**What you have to do**
Copy out all lines in the data below containing the string "公告编号".
--------------------------------------------------
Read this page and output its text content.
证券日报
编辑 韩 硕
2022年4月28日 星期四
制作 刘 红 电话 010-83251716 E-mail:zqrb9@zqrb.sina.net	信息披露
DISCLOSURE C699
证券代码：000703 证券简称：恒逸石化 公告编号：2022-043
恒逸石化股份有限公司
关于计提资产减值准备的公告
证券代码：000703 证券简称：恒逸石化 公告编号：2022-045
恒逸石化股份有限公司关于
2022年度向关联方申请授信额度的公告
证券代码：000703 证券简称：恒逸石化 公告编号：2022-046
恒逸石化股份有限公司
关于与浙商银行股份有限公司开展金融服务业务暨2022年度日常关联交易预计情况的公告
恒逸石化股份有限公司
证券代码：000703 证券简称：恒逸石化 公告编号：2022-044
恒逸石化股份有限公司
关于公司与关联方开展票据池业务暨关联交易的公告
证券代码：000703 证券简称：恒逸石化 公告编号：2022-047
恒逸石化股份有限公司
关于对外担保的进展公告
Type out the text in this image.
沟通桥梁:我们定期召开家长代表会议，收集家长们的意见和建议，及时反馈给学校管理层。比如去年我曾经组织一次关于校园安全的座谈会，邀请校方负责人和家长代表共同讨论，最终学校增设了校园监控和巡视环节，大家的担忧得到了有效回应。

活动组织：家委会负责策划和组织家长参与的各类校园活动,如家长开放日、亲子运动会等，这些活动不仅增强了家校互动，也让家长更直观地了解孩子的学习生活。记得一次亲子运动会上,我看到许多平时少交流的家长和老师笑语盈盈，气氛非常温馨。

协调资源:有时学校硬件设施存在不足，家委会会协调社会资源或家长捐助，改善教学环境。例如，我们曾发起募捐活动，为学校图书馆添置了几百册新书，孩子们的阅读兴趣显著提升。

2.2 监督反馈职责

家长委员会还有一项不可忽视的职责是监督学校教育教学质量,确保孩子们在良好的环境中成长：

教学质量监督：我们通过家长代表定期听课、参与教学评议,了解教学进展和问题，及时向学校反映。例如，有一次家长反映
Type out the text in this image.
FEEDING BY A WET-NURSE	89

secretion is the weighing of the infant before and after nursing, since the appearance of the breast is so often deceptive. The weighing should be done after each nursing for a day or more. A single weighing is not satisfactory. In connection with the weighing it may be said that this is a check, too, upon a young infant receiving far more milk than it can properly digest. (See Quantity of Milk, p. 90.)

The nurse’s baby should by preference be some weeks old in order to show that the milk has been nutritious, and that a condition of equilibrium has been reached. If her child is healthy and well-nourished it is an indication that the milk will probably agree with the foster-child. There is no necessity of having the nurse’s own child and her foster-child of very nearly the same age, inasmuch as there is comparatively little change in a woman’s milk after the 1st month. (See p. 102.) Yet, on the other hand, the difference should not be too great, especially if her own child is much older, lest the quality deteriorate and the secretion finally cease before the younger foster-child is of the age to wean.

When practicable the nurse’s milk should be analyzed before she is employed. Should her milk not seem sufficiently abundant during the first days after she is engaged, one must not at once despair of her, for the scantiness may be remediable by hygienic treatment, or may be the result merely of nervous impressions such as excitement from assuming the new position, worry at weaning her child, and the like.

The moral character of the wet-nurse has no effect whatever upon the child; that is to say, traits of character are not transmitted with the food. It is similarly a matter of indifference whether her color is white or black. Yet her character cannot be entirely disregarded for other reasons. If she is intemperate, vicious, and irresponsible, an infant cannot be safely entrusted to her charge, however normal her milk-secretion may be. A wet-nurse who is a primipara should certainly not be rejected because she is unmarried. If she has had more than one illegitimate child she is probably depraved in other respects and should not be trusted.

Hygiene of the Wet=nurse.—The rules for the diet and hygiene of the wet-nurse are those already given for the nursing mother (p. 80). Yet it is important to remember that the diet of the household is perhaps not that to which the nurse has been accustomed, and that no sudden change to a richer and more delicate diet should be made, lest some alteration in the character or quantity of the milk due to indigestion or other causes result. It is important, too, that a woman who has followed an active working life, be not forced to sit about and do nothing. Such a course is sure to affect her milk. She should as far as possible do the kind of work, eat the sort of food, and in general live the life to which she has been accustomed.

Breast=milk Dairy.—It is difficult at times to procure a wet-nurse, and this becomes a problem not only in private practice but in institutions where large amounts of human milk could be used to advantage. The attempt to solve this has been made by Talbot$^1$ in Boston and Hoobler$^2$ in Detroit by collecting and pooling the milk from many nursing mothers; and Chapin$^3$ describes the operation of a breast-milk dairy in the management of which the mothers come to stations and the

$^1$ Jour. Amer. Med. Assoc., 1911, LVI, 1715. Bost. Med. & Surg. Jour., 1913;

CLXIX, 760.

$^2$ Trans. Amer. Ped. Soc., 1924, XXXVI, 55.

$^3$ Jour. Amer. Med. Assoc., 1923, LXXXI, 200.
--------------------------------------------------
**Final answer**
证券代码：000703 证券简称：恒逸石化 公告编号：2022-043
证券代码：000703 证券简称：恒逸石化 公告编号：2022-045
证券代码：000703 证券简称：恒逸石化 公告编号：2022-046
证券代码：000703 证券简称：恒逸石化 公告编号：2022-044
证券代码：000703 证券简称：恒逸石化 公告编号：2022-047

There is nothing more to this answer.